▶ **GIVEN EXERCISE**:
Report back each line of the records that contains the string "убѣжденія".

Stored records
====
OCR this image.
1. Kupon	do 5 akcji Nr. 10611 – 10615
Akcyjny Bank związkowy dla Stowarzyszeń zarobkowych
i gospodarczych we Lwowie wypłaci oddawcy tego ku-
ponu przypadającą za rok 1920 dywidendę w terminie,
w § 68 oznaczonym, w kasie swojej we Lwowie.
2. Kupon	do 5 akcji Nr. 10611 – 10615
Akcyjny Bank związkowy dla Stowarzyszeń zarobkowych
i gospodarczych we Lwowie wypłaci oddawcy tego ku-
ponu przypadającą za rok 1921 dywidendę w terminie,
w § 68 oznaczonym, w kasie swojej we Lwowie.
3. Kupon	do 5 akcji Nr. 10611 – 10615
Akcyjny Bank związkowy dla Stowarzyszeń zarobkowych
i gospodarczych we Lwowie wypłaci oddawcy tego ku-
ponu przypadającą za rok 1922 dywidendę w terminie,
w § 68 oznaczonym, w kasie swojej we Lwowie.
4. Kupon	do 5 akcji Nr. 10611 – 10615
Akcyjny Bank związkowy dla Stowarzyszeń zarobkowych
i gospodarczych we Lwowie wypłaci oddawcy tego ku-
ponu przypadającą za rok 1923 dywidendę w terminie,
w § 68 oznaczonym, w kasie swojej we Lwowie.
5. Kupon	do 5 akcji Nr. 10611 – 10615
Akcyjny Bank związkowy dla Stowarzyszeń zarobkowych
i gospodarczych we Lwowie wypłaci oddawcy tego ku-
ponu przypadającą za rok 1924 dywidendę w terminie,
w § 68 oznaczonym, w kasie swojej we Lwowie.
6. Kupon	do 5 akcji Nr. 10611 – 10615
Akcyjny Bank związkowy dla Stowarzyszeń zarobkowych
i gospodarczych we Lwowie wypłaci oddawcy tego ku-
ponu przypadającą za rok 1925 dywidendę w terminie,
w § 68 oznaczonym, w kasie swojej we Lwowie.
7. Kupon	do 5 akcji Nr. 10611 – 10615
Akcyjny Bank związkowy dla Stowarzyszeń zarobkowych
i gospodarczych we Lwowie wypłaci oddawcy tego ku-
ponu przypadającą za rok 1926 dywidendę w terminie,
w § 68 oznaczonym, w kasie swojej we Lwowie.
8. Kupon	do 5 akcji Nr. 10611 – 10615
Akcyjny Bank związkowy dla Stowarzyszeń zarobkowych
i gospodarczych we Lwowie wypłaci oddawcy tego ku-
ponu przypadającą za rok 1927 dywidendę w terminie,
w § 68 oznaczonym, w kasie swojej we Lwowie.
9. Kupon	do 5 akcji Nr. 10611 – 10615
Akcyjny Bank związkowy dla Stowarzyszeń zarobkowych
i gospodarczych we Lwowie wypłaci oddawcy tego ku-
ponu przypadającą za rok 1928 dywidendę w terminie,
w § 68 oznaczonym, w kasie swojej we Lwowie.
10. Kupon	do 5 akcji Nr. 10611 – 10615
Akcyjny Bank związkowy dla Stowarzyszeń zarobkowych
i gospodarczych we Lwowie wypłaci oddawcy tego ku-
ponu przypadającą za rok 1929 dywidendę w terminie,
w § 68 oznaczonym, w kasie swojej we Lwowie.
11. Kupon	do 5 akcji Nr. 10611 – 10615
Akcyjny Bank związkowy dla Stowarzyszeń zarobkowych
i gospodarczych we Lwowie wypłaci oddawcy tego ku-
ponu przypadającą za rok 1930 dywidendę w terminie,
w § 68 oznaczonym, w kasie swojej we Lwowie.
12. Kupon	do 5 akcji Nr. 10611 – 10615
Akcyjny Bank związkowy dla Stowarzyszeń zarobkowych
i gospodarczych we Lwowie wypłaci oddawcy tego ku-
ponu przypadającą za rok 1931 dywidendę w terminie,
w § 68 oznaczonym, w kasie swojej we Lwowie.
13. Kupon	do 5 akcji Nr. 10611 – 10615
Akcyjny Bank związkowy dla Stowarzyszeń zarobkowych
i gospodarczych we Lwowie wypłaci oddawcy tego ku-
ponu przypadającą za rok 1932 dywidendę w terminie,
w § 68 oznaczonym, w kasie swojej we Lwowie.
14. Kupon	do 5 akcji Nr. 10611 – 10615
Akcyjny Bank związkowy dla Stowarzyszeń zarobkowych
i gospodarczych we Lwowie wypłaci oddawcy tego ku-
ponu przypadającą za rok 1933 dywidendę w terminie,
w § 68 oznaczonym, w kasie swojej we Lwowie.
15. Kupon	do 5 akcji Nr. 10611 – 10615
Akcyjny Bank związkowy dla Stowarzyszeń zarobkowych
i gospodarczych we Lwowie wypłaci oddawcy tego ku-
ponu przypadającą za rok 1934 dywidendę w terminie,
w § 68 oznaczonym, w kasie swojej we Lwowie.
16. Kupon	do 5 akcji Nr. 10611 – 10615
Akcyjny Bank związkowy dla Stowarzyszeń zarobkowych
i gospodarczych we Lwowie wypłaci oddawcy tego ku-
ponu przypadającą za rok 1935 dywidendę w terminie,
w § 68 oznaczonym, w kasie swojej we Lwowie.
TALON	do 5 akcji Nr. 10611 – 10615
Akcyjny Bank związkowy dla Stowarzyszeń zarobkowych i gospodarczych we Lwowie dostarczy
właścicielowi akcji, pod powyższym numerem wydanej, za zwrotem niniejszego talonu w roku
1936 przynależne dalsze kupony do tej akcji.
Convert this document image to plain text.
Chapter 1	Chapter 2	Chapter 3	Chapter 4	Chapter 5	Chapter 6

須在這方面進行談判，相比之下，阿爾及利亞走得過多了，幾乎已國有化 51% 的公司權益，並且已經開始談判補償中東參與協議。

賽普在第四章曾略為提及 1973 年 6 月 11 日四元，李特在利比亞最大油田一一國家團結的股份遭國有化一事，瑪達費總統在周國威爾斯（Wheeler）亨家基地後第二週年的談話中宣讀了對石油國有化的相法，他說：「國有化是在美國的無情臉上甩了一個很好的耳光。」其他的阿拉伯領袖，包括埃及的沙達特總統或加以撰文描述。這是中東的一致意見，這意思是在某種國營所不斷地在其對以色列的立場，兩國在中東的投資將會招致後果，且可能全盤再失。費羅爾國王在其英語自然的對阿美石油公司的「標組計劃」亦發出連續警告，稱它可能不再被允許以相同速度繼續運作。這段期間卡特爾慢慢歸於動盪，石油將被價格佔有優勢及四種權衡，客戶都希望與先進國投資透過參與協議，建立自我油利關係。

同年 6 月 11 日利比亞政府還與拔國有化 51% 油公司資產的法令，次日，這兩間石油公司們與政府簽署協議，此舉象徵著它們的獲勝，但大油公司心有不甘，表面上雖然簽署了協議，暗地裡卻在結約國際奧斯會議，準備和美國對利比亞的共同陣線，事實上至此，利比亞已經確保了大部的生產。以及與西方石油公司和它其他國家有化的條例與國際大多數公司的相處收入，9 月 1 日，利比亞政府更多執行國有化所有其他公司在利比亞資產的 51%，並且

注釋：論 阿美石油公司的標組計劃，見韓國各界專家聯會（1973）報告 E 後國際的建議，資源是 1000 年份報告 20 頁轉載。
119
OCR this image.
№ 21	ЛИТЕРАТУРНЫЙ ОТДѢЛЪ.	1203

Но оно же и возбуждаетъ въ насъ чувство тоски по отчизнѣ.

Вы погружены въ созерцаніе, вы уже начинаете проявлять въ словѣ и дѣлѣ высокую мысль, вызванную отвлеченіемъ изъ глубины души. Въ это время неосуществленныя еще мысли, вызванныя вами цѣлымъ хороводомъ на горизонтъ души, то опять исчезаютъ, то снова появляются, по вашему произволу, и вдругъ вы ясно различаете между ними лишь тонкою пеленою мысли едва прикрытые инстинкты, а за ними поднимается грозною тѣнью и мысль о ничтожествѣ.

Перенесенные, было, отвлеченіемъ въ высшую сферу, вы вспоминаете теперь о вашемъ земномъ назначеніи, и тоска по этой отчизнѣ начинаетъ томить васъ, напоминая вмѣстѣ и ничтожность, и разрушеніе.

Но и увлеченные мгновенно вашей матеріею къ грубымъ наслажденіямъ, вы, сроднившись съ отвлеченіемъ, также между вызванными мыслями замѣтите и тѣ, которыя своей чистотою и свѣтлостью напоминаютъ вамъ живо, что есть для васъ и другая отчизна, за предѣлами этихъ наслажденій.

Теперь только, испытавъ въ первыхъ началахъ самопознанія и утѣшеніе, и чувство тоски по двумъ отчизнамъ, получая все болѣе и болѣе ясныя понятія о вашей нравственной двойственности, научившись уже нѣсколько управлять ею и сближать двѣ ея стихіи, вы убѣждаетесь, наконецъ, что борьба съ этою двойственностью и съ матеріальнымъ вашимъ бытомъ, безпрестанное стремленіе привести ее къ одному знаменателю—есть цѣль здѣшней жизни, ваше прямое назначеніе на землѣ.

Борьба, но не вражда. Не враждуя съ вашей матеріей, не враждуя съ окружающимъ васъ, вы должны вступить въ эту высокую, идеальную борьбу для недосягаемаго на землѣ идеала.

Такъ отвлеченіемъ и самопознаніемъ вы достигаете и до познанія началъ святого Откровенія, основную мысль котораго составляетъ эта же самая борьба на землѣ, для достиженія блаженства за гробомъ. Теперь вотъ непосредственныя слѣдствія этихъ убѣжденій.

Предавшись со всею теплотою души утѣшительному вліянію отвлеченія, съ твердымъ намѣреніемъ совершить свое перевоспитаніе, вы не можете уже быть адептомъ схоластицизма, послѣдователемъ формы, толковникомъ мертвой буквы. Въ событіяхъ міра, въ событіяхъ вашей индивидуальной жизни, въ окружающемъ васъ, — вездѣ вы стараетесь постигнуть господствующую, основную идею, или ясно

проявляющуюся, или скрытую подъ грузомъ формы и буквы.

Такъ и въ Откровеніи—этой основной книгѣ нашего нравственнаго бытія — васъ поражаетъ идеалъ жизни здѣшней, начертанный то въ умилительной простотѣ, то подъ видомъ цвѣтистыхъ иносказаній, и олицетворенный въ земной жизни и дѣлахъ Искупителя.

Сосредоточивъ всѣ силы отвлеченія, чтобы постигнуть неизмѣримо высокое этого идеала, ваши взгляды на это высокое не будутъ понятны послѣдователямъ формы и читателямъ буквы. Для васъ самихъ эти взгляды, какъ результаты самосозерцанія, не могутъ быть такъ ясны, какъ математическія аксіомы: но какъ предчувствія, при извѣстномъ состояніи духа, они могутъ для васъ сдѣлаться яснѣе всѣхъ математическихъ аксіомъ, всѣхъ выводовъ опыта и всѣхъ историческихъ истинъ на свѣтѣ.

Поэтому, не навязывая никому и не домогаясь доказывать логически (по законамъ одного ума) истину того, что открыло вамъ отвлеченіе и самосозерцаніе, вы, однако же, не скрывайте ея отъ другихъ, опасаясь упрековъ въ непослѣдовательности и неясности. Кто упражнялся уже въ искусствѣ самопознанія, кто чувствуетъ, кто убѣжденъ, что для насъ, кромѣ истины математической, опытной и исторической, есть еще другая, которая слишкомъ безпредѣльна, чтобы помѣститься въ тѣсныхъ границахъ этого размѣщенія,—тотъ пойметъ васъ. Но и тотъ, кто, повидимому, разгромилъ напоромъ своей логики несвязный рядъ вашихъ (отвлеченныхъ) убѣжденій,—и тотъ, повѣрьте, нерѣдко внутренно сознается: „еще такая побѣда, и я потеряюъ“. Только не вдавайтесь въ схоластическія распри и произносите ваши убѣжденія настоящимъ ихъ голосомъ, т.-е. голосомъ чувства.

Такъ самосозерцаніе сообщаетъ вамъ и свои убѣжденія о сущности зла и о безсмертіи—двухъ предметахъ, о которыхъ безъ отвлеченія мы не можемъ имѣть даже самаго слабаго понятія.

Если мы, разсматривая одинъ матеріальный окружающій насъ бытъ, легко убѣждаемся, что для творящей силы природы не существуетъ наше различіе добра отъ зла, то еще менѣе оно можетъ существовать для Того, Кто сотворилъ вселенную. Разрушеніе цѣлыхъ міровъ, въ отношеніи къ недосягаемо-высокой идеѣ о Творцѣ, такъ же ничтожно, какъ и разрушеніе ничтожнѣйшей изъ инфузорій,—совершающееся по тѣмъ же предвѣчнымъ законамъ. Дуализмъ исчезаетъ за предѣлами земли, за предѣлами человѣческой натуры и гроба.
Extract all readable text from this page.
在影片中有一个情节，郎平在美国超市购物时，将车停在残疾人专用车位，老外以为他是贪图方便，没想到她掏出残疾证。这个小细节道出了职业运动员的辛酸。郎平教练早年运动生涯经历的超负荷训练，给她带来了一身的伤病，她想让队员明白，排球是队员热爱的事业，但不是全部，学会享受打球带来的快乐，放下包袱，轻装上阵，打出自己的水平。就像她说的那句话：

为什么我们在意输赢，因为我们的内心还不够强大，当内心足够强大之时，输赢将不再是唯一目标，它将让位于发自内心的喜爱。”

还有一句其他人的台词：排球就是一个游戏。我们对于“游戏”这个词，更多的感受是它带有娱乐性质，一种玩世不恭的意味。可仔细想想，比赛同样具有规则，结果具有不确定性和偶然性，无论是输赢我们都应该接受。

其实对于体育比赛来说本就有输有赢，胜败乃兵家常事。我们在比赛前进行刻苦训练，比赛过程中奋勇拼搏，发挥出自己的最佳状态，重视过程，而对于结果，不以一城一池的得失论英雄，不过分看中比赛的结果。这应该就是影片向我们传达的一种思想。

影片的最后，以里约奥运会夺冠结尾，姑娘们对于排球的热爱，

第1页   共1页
====
▶ **FULL ANSWER**:
Поэтому, не навязывая никому и не домогаясь доказывать логически (по законамъ одного ума) истину того, что открыло вамъ отвлеченіе и самосозерцаніе, вы, однако же, не скрывайте ея отъ другихъ, опасаясь упрековъ въ непослѣдовательности и неясности. Кто упражнялся уже въ искусствѣ самопознанія, кто чувствуетъ, кто убѣжденъ, что для насъ, кромѣ истины математической, опытной и исторической, есть еще другая, которая слишкомъ безпредѣльна, чтобы помѣститься въ тѣсныхъ границахъ этого размѣщенія,—тотъ пойметъ васъ. Но и тотъ, кто, повидимому, разгромилъ напоромъ своей логики несвязный рядъ вашихъ (отвлеченныхъ) убѣжденій,—и тотъ, повѣрьте, нерѣдко внутренно сознается: „еще такая побѣда, и я потеряюъ“. Только не вдавайтесь въ схоластическія распри и произносите ваши убѣжденія настоящимъ ихъ голосомъ, т.-е. голосомъ чувства.
Такъ самосозерцаніе сообщаетъ вамъ и свои убѣжденія о сущности зла и о безсмертіи—двухъ предметахъ, о которыхъ безъ отвлеченія мы не можемъ имѣть даже самаго слабаго понятія.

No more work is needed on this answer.